╭─ Materials provided
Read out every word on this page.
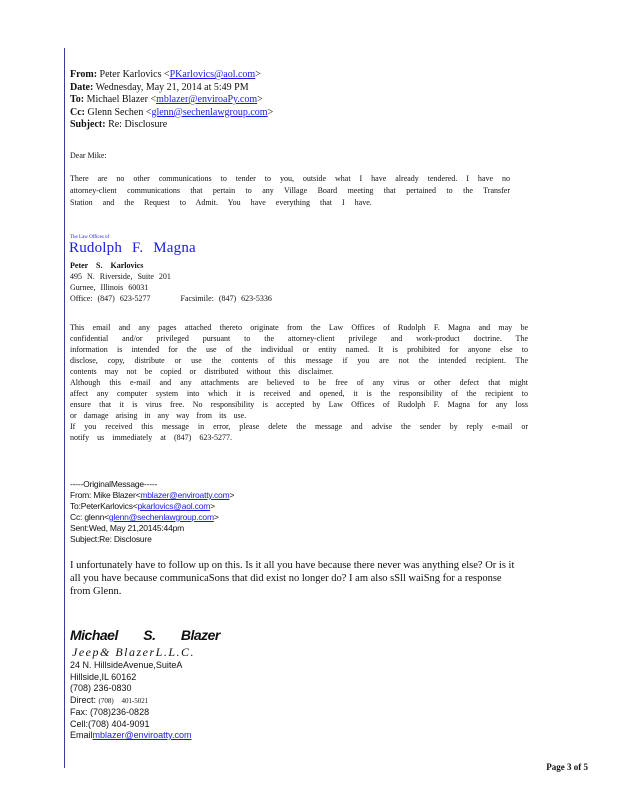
From: Peter Karlovics <PKarlovics@aol.com>
Date: Wednesday, May 21, 2014 at 5:49 PM
To: Michael Blazer <mblazer@enviroaPy.com>
Cc: Glenn Sechen <glenn@sechenlawgroup.com>
Subject: Re: Disclosure
Dear Mike:
There are no other communications to tender to you, outside what I have already tendered. I have no
attorney-client communications that pertain to any Village Board meeting that pertained to the Transfer
Station and the Request to Admit. You have everything that I have.
The Law Offices of
Rudolph F. Magna
Peter S. Karlovics
495 N. Riverside, Suite 201
Gurnee, Illinois 60031
Office: (847) 623-5277	Facsimile: (847) 623-5336
This email and any pages attached thereto originate from the Law Offices of Rudolph F. Magna and may be
confidential and/or privileged pursuant to the attorney-client privilege and work-product doctrine. The
information is intended for the use of the individual or entity named. It is prohibited for anyone else to
disclose, copy, distribute or use the contents of this message if you are not the intended recipient. The
contents may not be copied or distributed without this disclaimer.
Although this e-mail and any attachments are believed to be free of any virus or other defect that might
affect any computer system into which it is received and opened, it is the responsibility of the recipient to
ensure that it is virus free. No responsibility is accepted by Law Offices of Rudolph F. Magna for any loss
or damage arising in any way from its use.
If you received this message in error, please delete the message and advise the sender by reply e-mail or
notify us immediately at (847) 623-5277.
-----OriginalMessage-----
From: Mike Blazer<mblazer@enviroatty.com>
To:PeterKarlovics<pkarlovics@aol.com>
Cc: glenn<glenn@sechenlawgroup.com>
Sent:Wed, May 21,20145:44pm
Subject:Re: Disclosure
I unfortunately have to follow up on this. Is it all you have because there never was anything else? Or is it
all you have because communicaSons that did exist no longer do? I am also sSll waiSng for a response
from Glenn.
Michael S. Blazer
Jeep& BlazerL.L.C.
24 N. HillsideAvenue,SuiteA
Hillside,IL 60162
(708) 236-0830
Direct: (708) 401-5021
Fax: (708)236-0828
Cell:(708) 404-9091
Emailmblazer@enviroatty.com
Page 3 of 5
╰─
● **Required work**
In the reply, each line of the data must appear exactly as written, and no picture may appear.

● **Task response**
Read out every word on this page.
From: Peter Karlovics <PKarlovics@aol.com>
Date: Wednesday, May 21, 2014 at 5:49 PM
To: Michael Blazer <mblazer@enviroaPy.com>
Cc: Glenn Sechen <glenn@sechenlawgroup.com>
Subject: Re: Disclosure
Dear Mike:
There are no other communications to tender to you, outside what I have already tendered. I have no
attorney-client communications that pertain to any Village Board meeting that pertained to the Transfer
Station and the Request to Admit. You have everything that I have.
The Law Offices of
Rudolph F. Magna
Peter S. Karlovics
495 N. Riverside, Suite 201
Gurnee, Illinois 60031
Office: (847) 623-5277	Facsimile: (847) 623-5336
This email and any pages attached thereto originate from the Law Offices of Rudolph F. Magna and may be
confidential and/or privileged pursuant to the attorney-client privilege and work-product doctrine. The
information is intended for the use of the individual or entity named. It is prohibited for anyone else to
disclose, copy, distribute or use the contents of this message if you are not the intended recipient. The
contents may not be copied or distributed without this disclaimer.
Although this e-mail and any attachments are believed to be free of any virus or other defect that might
affect any computer system into which it is received and opened, it is the responsibility of the recipient to
ensure that it is virus free. No responsibility is accepted by Law Offices of Rudolph F. Magna for any loss
or damage arising in any way from its use.
If you received this message in error, please delete the message and advise the sender by reply e-mail or
notify us immediately at (847) 623-5277.
-----OriginalMessage-----
From: Mike Blazer<mblazer@enviroatty.com>
To:PeterKarlovics<pkarlovics@aol.com>
Cc: glenn<glenn@sechenlawgroup.com>
Sent:Wed, May 21,20145:44pm
Subject:Re: Disclosure
I unfortunately have to follow up on this. Is it all you have because there never was anything else? Or is it
all you have because communicaSons that did exist no longer do? I am also sSll waiSng for a response
from Glenn.
Michael S. Blazer
Jeep& BlazerL.L.C.
24 N. HillsideAvenue,SuiteA
Hillside,IL 60162
(708) 236-0830
Direct: (708) 401-5021
Fax: (708)236-0828
Cell:(708) 404-9091
Emailmblazer@enviroatty.com
Page 3 of 5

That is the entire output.